Written request ::
Consider the data that follows and state how many lines contain the string "main", using the number alone.

Data to process ::
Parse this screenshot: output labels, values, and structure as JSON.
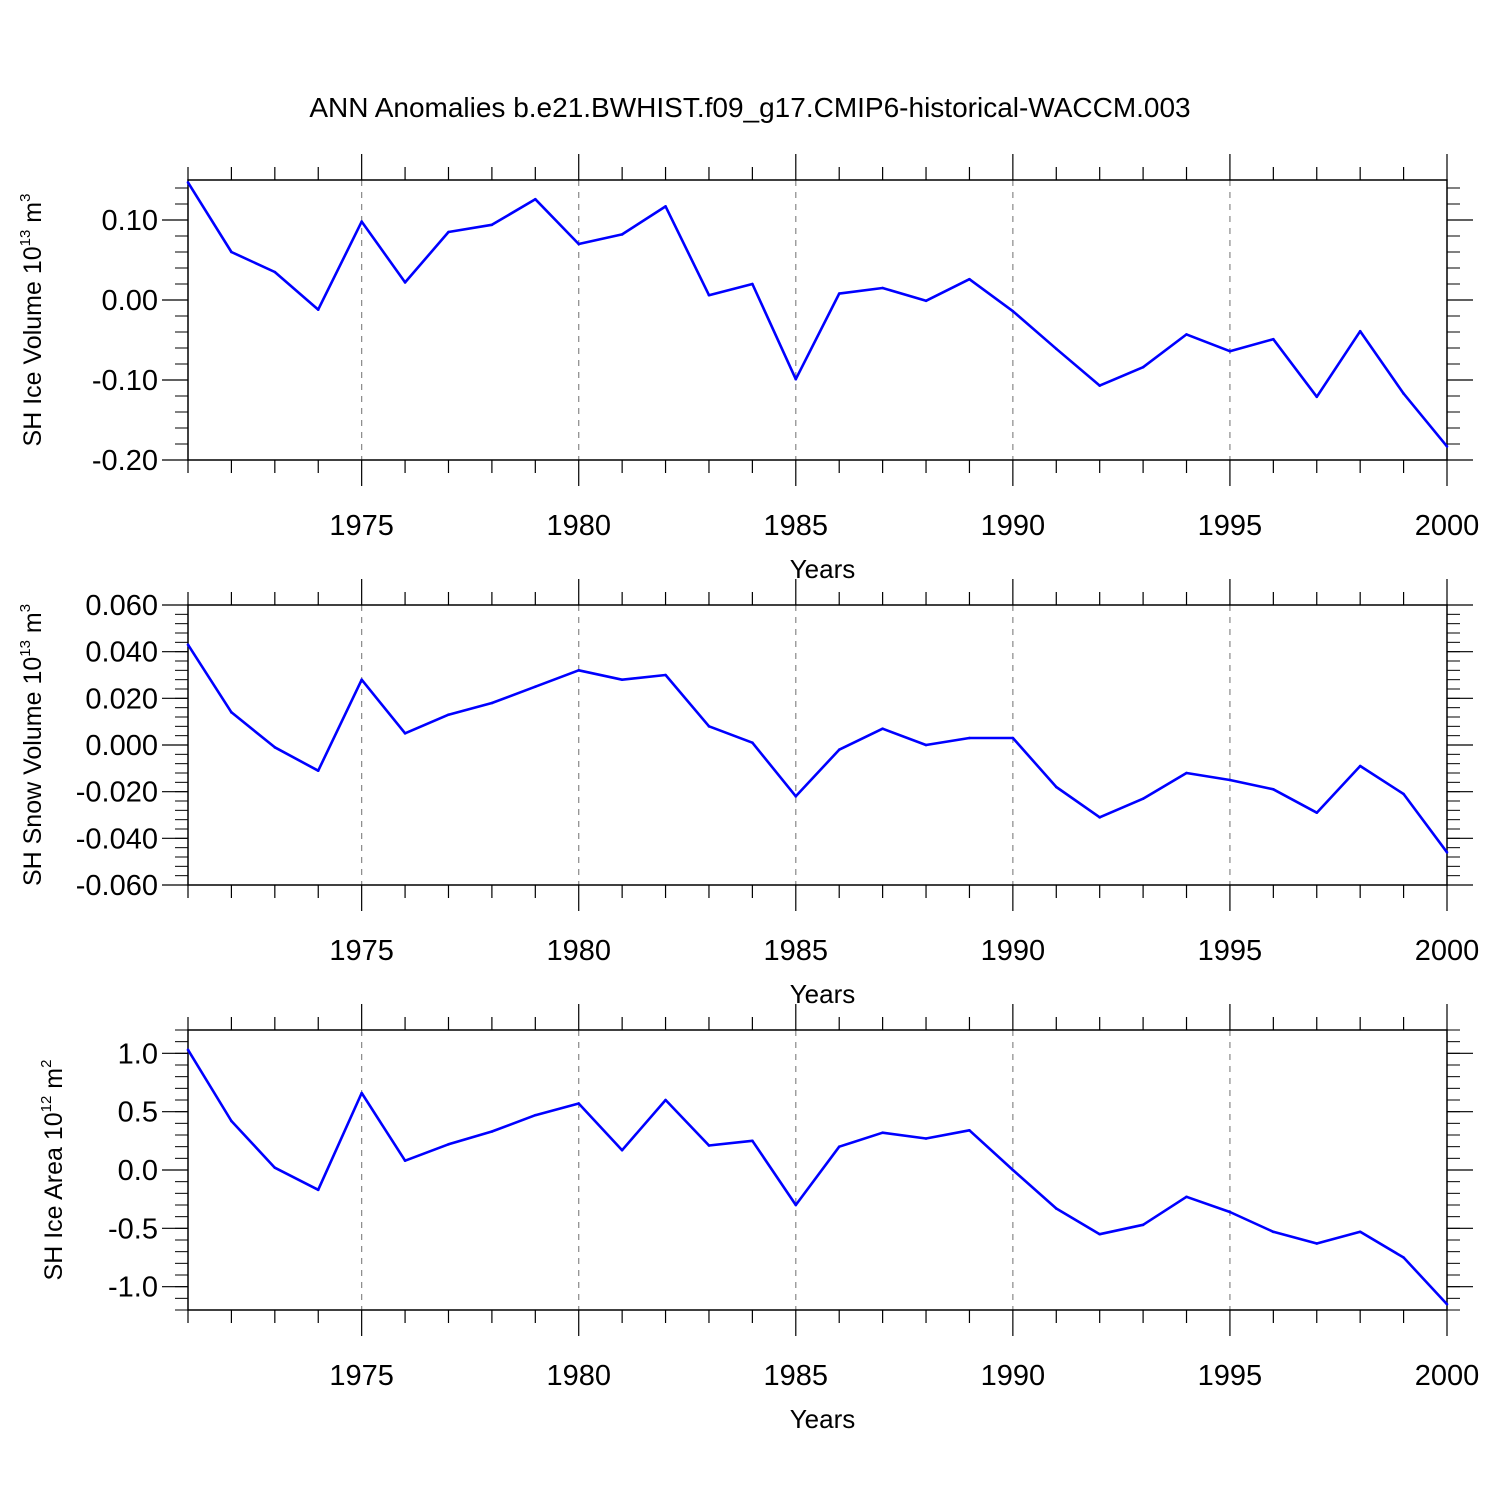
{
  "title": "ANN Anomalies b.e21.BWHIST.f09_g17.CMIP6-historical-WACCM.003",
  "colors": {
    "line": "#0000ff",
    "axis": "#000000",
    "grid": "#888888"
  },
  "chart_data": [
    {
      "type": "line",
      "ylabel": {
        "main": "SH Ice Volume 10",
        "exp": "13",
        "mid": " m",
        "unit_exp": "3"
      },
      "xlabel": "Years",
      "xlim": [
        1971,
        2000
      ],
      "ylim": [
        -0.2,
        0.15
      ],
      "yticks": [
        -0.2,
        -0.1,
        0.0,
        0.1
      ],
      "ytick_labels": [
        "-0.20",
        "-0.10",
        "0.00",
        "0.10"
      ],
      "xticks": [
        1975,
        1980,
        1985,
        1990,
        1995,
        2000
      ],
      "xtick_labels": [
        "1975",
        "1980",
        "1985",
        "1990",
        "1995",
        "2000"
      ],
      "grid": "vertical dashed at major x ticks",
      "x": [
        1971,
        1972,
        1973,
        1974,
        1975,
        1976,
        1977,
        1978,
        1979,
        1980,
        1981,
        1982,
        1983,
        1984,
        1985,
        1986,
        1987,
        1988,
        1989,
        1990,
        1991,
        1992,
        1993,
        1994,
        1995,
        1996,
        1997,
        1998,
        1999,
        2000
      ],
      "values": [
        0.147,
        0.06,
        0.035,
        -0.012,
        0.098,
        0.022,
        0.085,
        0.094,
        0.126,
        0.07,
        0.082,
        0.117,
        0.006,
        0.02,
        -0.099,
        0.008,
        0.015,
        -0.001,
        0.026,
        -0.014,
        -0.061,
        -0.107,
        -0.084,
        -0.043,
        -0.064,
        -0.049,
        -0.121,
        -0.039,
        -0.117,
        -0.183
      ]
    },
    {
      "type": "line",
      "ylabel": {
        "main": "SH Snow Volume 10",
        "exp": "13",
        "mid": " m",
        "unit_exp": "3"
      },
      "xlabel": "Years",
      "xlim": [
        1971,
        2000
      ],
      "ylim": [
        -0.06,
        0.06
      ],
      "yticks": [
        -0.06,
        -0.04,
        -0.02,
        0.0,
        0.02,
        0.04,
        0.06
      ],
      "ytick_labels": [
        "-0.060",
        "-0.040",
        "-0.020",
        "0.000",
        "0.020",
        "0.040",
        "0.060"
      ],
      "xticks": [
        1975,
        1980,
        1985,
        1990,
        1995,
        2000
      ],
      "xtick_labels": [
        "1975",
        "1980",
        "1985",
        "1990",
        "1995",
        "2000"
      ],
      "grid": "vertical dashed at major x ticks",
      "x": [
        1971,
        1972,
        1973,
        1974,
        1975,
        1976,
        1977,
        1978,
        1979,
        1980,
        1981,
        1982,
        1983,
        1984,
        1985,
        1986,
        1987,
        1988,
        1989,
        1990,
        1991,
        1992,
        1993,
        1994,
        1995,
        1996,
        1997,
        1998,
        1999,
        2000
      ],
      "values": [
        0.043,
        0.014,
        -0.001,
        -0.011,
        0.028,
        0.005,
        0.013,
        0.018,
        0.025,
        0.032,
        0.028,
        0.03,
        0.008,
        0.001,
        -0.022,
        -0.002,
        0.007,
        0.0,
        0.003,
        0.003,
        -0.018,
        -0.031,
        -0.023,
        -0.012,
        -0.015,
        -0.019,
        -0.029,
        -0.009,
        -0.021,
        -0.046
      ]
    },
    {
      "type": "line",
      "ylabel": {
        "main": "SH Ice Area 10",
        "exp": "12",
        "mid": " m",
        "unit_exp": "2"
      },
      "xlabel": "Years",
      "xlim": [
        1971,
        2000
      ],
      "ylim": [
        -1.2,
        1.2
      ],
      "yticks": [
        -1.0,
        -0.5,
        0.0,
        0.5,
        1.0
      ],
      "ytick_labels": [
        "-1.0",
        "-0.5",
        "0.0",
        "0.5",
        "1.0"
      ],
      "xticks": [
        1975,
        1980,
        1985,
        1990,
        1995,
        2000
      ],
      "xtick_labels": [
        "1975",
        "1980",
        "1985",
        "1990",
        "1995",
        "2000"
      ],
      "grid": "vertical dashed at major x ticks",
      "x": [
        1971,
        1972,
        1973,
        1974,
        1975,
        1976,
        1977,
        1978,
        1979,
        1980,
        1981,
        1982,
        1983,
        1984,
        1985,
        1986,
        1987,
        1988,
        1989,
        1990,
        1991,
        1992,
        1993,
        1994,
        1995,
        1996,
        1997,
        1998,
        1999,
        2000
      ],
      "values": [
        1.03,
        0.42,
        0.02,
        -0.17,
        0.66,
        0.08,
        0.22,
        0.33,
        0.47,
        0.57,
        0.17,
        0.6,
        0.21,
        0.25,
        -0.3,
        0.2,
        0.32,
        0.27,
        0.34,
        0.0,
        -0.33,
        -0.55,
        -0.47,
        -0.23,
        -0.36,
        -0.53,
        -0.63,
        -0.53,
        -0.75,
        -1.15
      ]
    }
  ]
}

Answer ::
3